§ Do this
Extract each line holding the word "Alles" from the entries.

§ Stored rows
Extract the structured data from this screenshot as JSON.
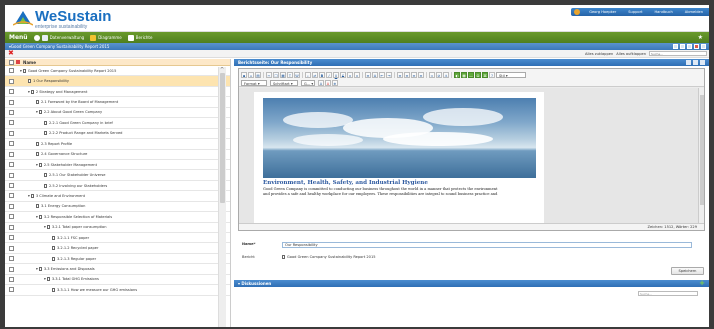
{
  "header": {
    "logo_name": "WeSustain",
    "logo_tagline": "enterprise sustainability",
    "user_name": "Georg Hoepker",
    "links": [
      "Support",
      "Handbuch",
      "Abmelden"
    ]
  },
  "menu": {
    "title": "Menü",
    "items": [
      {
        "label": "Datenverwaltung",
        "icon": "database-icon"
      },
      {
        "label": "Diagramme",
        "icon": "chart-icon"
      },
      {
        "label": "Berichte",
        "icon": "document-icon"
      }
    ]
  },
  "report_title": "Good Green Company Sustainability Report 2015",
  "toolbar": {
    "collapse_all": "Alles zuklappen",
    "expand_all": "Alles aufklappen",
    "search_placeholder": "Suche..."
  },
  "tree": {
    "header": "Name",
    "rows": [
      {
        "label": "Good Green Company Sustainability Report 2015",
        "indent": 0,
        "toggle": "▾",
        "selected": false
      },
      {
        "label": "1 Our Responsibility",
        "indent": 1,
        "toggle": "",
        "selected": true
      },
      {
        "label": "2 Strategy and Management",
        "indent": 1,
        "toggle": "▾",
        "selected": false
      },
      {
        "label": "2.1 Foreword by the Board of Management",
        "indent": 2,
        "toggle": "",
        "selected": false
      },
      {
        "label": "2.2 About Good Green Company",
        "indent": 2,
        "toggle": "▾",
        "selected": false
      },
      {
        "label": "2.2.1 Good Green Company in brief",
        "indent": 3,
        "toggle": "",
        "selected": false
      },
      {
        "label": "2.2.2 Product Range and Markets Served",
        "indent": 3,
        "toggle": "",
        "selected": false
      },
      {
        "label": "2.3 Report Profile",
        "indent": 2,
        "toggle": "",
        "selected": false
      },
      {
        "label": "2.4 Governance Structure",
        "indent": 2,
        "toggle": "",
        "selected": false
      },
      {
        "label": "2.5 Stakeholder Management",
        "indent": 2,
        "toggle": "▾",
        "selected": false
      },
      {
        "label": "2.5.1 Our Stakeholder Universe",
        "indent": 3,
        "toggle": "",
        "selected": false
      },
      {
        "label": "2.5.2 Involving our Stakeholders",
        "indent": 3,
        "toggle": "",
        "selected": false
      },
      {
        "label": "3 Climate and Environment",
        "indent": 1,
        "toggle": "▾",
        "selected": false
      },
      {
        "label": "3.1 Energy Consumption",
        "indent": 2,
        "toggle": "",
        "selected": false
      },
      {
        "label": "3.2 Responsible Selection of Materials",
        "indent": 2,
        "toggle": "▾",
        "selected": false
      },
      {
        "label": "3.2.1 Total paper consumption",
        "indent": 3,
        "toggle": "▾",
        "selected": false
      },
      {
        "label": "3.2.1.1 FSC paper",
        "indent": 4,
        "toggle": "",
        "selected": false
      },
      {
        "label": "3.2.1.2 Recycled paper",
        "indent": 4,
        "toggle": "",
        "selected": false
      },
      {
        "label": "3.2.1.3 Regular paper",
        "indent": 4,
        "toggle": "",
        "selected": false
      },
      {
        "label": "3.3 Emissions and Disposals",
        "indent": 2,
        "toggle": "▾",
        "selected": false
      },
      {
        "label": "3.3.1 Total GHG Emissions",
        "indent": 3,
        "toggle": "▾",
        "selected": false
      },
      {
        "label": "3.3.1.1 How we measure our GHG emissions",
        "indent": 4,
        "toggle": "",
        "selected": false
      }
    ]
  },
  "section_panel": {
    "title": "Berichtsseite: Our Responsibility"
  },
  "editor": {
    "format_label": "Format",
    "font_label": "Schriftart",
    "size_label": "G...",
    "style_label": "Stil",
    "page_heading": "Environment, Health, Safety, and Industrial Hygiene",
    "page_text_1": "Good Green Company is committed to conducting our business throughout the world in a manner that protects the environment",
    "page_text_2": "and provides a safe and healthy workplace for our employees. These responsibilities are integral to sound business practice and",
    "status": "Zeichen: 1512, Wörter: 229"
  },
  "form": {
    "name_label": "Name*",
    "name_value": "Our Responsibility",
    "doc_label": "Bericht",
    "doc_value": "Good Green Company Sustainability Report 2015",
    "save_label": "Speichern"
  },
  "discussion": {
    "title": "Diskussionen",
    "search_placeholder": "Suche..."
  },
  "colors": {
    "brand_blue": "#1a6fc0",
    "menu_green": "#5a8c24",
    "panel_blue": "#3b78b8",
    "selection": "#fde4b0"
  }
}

§ Exercise output
    "collapse_all": "Alles zuklappen",
    "expand_all": "Alles aufklappen",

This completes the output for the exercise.